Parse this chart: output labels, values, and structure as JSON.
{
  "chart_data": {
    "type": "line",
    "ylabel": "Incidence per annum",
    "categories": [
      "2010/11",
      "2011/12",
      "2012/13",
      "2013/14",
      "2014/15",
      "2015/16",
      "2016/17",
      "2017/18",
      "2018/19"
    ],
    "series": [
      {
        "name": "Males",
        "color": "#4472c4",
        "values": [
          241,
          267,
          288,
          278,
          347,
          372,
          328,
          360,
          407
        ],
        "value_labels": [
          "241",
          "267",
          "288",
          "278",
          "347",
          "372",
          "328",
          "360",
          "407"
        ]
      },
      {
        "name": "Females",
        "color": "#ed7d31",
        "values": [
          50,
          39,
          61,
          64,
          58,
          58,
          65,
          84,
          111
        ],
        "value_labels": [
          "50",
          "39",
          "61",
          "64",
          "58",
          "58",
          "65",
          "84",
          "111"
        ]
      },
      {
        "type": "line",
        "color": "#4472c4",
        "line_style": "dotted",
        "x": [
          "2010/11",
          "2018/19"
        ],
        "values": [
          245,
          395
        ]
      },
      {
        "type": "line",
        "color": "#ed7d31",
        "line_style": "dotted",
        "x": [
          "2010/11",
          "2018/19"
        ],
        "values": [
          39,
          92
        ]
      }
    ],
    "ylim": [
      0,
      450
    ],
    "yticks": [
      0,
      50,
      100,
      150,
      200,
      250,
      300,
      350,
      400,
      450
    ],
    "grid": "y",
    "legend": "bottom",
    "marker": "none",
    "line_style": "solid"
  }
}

..............................

## Problem
Retype the material in full. Each word must match.

## Result of the exercise
Parse this chart: output labels, values, and structure as JSON.
{
  "chart_data": {
    "type": "line",
    "ylabel": "Incidence per annum",
    "categories": [
      "2010/11",
      "2011/12",
      "2012/13",
      "2013/14",
      "2014/15",
      "2015/16",
      "2016/17",
      "2017/18",
      "2018/19"
    ],
    "series": [
      {
        "name": "Males",
        "color": "#4472c4",
        "values": [
          241,
          267,
          288,
          278,
          347,
          372,
          328,
          360,
          407
        ],
        "value_labels": [
          "241",
          "267",
          "288",
          "278",
          "347",
          "372",
          "328",
          "360",
          "407"
        ]
      },
      {
        "name": "Females",
        "color": "#ed7d31",
        "values": [
          50,
          39,
          61,
          64,
          58,
          58,
          65,
          84,
          111
        ],
        "value_labels": [
          "50",
          "39",
          "61",
          "64",
          "58",
          "58",
          "65",
          "84",
          "111"
        ]
      },
      {
        "type": "line",
        "color": "#4472c4",
        "line_style": "dotted",
        "x": [
          "2010/11",
          "2018/19"
        ],
        "values": [
          245,
          395
        ]
      },
      {
        "type": "line",
        "color": "#ed7d31",
        "line_style": "dotted",
        "x": [
          "2010/11",
          "2018/19"
        ],
        "values": [
          39,
          92
        ]
      }
    ],
    "ylim": [
      0,
      450
    ],
    "yticks": [
      0,
      50,
      100,
      150,
      200,
      250,
      300,
      350,
      400,
      450
    ],
    "grid": "y",
    "legend": "bottom",
    "marker": "none",
    "line_style": "solid"
  }
}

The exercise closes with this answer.